**Directive:**
From the material below, list every line containing "activated".

_ _ _ _

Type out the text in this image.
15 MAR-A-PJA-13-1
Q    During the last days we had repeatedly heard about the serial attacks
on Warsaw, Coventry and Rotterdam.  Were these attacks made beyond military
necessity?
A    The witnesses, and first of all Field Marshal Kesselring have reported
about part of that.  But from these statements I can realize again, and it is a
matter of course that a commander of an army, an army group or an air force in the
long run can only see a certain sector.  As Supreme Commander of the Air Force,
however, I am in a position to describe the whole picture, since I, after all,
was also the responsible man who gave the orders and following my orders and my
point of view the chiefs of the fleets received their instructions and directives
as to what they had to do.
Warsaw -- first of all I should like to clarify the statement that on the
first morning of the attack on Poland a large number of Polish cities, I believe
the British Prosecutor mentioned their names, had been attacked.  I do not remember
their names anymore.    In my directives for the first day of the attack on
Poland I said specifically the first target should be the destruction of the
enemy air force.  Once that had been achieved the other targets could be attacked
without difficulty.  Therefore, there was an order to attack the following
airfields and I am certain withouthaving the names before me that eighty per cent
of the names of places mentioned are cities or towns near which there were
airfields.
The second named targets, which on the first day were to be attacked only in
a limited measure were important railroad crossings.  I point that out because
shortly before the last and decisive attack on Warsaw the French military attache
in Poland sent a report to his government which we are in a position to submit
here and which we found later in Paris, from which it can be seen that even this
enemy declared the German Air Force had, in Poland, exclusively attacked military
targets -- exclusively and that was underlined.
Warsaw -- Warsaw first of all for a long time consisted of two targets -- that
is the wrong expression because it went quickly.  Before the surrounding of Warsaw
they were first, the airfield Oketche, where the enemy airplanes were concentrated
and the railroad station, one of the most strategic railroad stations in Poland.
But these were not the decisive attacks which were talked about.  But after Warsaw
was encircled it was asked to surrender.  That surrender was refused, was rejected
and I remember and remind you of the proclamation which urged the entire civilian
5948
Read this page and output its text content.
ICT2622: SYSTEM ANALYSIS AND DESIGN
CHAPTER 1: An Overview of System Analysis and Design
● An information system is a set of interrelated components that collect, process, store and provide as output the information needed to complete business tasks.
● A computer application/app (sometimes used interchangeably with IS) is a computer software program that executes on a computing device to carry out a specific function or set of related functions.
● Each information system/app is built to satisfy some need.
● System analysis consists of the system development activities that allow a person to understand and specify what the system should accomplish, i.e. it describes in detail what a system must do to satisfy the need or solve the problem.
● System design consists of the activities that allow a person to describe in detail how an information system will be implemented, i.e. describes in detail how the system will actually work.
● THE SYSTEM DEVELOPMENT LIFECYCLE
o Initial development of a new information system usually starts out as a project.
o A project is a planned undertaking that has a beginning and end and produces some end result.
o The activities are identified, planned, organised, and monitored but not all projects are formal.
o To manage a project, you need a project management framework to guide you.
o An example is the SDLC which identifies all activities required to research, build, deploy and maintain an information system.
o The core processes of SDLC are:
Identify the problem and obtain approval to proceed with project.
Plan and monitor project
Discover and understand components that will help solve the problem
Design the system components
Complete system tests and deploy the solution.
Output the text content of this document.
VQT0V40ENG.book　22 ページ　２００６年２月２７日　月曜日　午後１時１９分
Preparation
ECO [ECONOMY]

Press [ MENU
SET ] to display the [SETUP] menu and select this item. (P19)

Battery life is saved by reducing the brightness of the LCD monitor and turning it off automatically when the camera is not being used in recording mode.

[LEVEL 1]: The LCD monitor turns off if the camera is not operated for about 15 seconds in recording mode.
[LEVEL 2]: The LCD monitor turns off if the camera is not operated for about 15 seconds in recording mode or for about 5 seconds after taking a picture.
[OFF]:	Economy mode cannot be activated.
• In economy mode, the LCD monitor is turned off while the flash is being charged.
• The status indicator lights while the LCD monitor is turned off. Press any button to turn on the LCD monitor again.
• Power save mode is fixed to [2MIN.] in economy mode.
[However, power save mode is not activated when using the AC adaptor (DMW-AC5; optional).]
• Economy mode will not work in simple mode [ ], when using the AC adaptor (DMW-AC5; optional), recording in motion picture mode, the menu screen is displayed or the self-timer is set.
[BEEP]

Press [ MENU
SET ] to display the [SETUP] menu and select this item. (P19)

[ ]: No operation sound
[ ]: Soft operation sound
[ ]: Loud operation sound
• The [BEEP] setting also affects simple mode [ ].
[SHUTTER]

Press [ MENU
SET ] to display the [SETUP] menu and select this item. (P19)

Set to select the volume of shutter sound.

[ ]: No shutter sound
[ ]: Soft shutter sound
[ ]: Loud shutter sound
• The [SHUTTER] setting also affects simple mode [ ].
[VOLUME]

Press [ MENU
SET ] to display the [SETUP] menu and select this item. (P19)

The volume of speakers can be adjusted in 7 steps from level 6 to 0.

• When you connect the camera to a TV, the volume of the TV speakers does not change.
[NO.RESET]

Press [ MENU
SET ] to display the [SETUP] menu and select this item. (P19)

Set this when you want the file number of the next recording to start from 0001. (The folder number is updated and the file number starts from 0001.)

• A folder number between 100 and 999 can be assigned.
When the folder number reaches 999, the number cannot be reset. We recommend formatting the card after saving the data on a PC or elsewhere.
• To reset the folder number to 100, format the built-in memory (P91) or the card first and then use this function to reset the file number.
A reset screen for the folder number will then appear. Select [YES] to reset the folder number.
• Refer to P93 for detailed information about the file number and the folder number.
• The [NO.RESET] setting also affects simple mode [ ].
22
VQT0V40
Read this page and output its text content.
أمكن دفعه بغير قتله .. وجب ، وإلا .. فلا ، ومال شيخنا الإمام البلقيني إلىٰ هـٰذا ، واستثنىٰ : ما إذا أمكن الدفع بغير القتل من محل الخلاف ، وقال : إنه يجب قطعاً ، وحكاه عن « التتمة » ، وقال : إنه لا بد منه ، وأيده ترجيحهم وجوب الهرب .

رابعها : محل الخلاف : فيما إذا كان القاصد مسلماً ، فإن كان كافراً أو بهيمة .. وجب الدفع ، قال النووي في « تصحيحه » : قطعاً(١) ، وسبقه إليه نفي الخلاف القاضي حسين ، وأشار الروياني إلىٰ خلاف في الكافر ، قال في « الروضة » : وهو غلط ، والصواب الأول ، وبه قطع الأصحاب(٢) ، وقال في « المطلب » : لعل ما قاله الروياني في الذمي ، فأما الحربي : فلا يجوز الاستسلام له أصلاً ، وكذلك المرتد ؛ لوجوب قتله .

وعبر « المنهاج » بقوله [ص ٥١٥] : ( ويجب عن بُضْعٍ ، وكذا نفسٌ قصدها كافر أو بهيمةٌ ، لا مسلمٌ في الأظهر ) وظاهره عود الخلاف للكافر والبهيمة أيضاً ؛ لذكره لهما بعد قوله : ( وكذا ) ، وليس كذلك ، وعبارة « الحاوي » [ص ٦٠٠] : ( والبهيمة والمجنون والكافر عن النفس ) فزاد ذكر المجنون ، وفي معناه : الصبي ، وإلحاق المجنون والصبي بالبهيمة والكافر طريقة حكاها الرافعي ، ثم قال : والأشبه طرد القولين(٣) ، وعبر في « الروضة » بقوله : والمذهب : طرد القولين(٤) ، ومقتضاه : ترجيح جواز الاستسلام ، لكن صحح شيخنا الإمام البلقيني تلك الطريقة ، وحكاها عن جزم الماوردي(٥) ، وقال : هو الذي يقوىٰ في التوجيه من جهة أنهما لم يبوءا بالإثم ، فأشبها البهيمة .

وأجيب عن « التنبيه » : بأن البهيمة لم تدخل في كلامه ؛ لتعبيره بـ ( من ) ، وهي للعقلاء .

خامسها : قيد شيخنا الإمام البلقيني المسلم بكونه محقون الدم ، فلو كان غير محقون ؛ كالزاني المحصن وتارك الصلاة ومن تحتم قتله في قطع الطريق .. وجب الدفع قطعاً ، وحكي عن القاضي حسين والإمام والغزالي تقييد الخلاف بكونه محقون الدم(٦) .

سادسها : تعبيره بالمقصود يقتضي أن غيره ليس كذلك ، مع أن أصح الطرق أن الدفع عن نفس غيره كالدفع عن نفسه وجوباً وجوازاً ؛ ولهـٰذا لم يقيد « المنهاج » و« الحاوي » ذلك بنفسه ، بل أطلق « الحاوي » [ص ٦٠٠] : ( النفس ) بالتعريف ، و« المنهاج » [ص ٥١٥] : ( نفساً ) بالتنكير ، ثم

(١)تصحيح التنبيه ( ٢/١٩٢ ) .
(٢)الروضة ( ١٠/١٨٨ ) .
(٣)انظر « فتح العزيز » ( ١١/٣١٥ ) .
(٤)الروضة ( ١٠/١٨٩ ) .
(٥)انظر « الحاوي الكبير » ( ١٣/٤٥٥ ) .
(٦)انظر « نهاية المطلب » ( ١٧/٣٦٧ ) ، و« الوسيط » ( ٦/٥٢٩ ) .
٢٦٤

_ _ _ _

**Answer to this problem:**
[OFF]:	Economy mode cannot be activated.
[However, power save mode is not activated when using the AC adaptor (DMW-AC5; optional).]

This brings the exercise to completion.